**WHAT YOU SHOULD DO**
Omit all pictures. Copy the rest of the material exactly.

**SUPPLIED INFORMATION**
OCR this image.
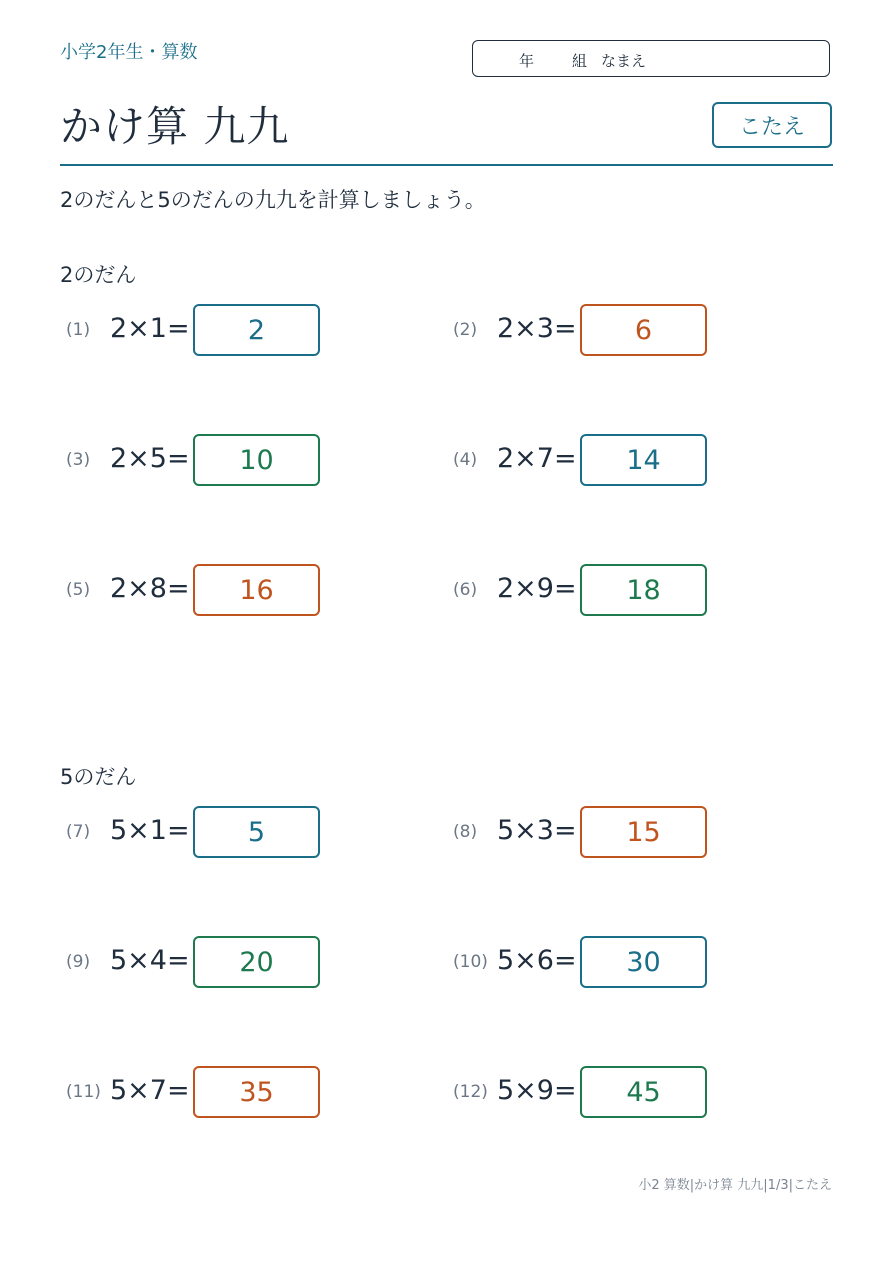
小学2年生・算数	年	組 なまえ
かけ算 九九	こたえ
2のだんと5のだんの九九を計算しましょう。
2のだん
(1) 2×1=	2	(2) 2×3=	6
(3) 2×5=	10	(4) 2×7=	14
(5) 2×8=	16	(6) 2×9=	18
5のだん
(7) 5×1=	5	(8) 5×3=	15
(9) 5×4=	20	(10) 5×6=	30
(11) 5×7=	35	(12) 5×9=	45
小2 算数|かけ算 九九|1/3|こたえ
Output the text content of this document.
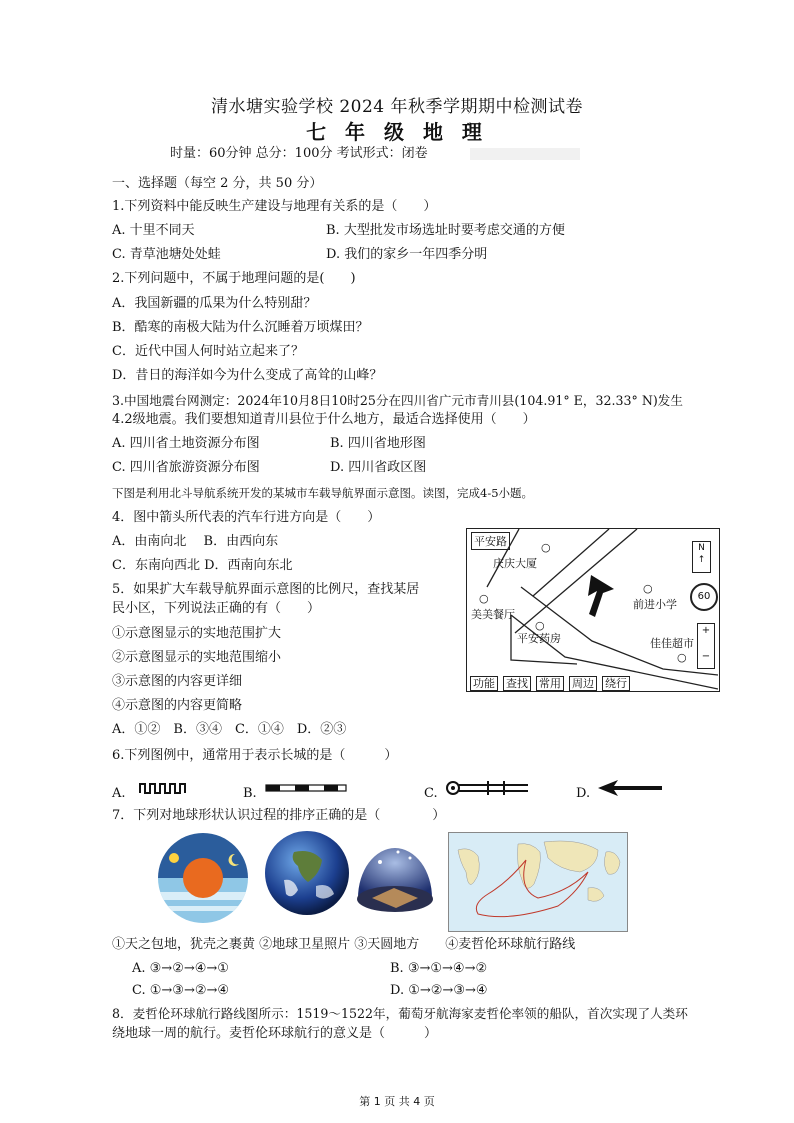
清水塘实验学校 2024 年秋季学期期中检测试卷
七 年 级 地 理
时量：60分钟 总分：100分 考试形式：闭卷
一、选择题（每空 2 分，共 50 分）
1.下列资料中能反映生产建设与地理有关系的是（　　）
A. 十里不同天	B. 大型批发市场选址时要考虑交通的方便
C. 青草池塘处处蛙	D. 我们的家乡一年四季分明
2.下列问题中，不属于地理问题的是(　　)
A．我国新疆的瓜果为什么特别甜？
B．酷寒的南极大陆为什么沉睡着万顷煤田？
C．近代中国人何时站立起来了？
D．昔日的海洋如今为什么变成了高耸的山峰？
3.中国地震台网测定：2024年10月8日10时25分在四川省广元市青川县(104.91° E，32.33° N)发生
4.2级地震。我们要想知道青川县位于什么地方，最适合选择使用（　　）
A. 四川省土地资源分布图	B. 四川省地形图
C. 四川省旅游资源分布图	D. 四川省政区图
下图是利用北斗导航系统开发的某城市车载导航界面示意图。读图，完成4-5小题。
4．图中箭头所代表的汽车行进方向是（　　）
A．由南向北　 B．由西向东
C．东南向西北 D．西南向东北
5．如果扩大车载导航界面示意图的比例尺，查找某居
民小区，下列说法正确的有（　　）
①示意图显示的实地范围扩大
②示意图显示的实地范围缩小
③示意图的内容更详细
④示意图的内容更简略
A．①②　B．③④　C．①④　D．②③
平安路	○
庆庆大厦
○
美美餐厅
○
平安药房
○
前进小学
佳佳超市
○
N
↑
60
+
−
功能 查找 常用 周边 绕行
6.下列图例中，通常用于表示长城的是（　　　）
A.	B.	C.	D.
7．下列对地球形状认识过程的排序正确的是（　　　　）
①天之包地，犹壳之裹黄 ②地球卫星照片 ③天圆地方　　④麦哲伦环球航行路线
A. ③→②→④→①	B. ③→①→④→②
C. ①→③→②→④	D. ①→②→③→④
8．麦哲伦环球航行路线图所示：1519～1522年，葡萄牙航海家麦哲伦率领的船队，首次实现了人类环
绕地球一周的航行。麦哲伦环球航行的意义是（　　　）
第 1 页 共 4 页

**CORRECT ANSWER**
OCR this image.
小学2年生・算数	年	組 なまえ
かけ算 九九	こたえ
2のだんと5のだんの九九を計算しましょう。
2のだん
(1) 2×1=	2	(2) 2×3=	6
(3) 2×5=	10	(4) 2×7=	14
(5) 2×8=	16	(6) 2×9=	18
5のだん
(7) 5×1=	5	(8) 5×3=	15
(9) 5×4=	20	(10) 5×6=	30
(11) 5×7=	35	(12) 5×9=	45
小2 算数|かけ算 九九|1/3|こたえ
Output the text content of this document.
清水塘实验学校 2024 年秋季学期期中检测试卷
七 年 级 地 理
时量：60分钟 总分：100分 考试形式：闭卷
一、选择题（每空 2 分，共 50 分）
1.下列资料中能反映生产建设与地理有关系的是（　　）
A. 十里不同天	B. 大型批发市场选址时要考虑交通的方便
C. 青草池塘处处蛙	D. 我们的家乡一年四季分明
2.下列问题中，不属于地理问题的是(　　)
A．我国新疆的瓜果为什么特别甜？
B．酷寒的南极大陆为什么沉睡着万顷煤田？
C．近代中国人何时站立起来了？
D．昔日的海洋如今为什么变成了高耸的山峰？
3.中国地震台网测定：2024年10月8日10时25分在四川省广元市青川县(104.91° E，32.33° N)发生
4.2级地震。我们要想知道青川县位于什么地方，最适合选择使用（　　）
A. 四川省土地资源分布图	B. 四川省地形图
C. 四川省旅游资源分布图	D. 四川省政区图
下图是利用北斗导航系统开发的某城市车载导航界面示意图。读图，完成4-5小题。
4．图中箭头所代表的汽车行进方向是（　　）
A．由南向北　 B．由西向东
C．东南向西北 D．西南向东北
5．如果扩大车载导航界面示意图的比例尺，查找某居
民小区，下列说法正确的有（　　）
①示意图显示的实地范围扩大
②示意图显示的实地范围缩小
③示意图的内容更详细
④示意图的内容更简略
A．①②　B．③④　C．①④　D．②③
平安路	○
庆庆大厦
○
美美餐厅
○
平安药房
○
前进小学
佳佳超市
○
N
↑
60
+
−
功能 查找 常用 周边 绕行
6.下列图例中，通常用于表示长城的是（　　　）
A.	B.	C.	D.
7．下列对地球形状认识过程的排序正确的是（　　　　）
①天之包地，犹壳之裹黄 ②地球卫星照片 ③天圆地方　　④麦哲伦环球航行路线
A. ③→②→④→①	B. ③→①→④→②
C. ①→③→②→④	D. ①→②→③→④
8．麦哲伦环球航行路线图所示：1519～1522年，葡萄牙航海家麦哲伦率领的船队，首次实现了人类环
绕地球一周的航行。麦哲伦环球航行的意义是（　　　）
第 1 页 共 4 页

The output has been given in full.